Aim of the exercise: Look through the material below for "Orthopedagoog". Copy every line that contains it.

Data provided:

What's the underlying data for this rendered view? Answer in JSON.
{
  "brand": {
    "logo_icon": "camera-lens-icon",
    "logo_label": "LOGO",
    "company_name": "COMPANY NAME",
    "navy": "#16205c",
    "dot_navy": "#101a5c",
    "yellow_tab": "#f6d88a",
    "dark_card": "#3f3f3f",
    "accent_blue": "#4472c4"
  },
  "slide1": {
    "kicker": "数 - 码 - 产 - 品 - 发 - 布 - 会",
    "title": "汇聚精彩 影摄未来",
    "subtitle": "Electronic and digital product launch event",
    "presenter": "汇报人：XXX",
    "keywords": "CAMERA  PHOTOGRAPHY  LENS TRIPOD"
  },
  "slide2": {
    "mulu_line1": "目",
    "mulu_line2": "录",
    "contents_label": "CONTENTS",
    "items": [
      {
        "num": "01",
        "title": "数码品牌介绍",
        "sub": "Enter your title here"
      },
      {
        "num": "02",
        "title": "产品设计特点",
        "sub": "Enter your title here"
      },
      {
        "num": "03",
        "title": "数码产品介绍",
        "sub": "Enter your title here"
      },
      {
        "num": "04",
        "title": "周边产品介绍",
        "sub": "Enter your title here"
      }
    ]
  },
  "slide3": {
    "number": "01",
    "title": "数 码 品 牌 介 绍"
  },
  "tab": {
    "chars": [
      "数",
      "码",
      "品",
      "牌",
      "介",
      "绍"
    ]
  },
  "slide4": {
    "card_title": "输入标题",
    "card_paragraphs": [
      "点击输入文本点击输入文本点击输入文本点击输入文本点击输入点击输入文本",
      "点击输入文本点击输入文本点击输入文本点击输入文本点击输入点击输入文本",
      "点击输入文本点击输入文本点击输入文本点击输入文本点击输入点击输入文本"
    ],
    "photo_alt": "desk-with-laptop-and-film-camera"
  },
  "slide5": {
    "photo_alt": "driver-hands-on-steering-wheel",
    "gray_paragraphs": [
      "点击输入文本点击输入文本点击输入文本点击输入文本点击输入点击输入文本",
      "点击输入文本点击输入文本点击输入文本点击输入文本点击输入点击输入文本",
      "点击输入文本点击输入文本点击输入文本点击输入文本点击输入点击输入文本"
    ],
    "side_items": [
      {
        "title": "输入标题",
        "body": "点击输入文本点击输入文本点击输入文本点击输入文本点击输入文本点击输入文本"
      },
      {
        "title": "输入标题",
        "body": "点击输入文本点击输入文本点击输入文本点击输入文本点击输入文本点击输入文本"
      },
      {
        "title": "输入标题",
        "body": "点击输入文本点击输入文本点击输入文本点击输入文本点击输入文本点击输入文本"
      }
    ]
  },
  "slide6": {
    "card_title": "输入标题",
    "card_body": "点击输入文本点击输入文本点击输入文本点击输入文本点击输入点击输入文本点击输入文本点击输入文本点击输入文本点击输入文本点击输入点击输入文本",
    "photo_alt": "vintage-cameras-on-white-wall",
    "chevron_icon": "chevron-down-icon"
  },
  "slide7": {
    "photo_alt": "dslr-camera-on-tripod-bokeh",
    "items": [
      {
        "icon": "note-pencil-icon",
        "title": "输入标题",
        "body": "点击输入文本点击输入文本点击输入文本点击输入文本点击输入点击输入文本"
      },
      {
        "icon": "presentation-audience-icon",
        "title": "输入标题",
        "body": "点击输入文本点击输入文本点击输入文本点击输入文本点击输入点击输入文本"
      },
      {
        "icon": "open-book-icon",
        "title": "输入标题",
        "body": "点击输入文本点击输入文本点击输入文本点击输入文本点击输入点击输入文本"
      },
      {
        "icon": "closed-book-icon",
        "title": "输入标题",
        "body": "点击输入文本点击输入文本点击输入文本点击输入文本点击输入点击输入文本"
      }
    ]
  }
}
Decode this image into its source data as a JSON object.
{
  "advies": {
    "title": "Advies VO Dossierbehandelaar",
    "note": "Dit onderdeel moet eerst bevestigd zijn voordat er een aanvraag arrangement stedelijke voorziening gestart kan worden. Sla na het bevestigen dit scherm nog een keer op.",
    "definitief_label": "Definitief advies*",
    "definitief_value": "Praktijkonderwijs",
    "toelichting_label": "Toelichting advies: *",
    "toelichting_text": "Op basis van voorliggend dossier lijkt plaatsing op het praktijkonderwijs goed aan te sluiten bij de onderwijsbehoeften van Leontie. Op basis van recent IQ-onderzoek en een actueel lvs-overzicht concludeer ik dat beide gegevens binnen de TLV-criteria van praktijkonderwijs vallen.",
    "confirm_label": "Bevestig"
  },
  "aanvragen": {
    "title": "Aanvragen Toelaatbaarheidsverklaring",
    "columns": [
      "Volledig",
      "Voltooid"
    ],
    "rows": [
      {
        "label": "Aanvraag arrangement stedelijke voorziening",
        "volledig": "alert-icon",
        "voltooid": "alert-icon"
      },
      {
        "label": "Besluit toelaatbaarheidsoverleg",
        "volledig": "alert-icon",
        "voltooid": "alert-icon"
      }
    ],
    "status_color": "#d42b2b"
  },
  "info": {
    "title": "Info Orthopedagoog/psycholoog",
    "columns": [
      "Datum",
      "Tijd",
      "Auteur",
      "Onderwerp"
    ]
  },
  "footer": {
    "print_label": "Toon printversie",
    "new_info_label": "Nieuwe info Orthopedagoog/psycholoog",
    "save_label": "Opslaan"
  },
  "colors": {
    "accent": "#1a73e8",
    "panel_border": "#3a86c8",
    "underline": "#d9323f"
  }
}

Full output:
    "title": "Info Orthopedagoog/psycholoog",
    "new_info_label": "Nieuwe info Orthopedagoog/psycholoog",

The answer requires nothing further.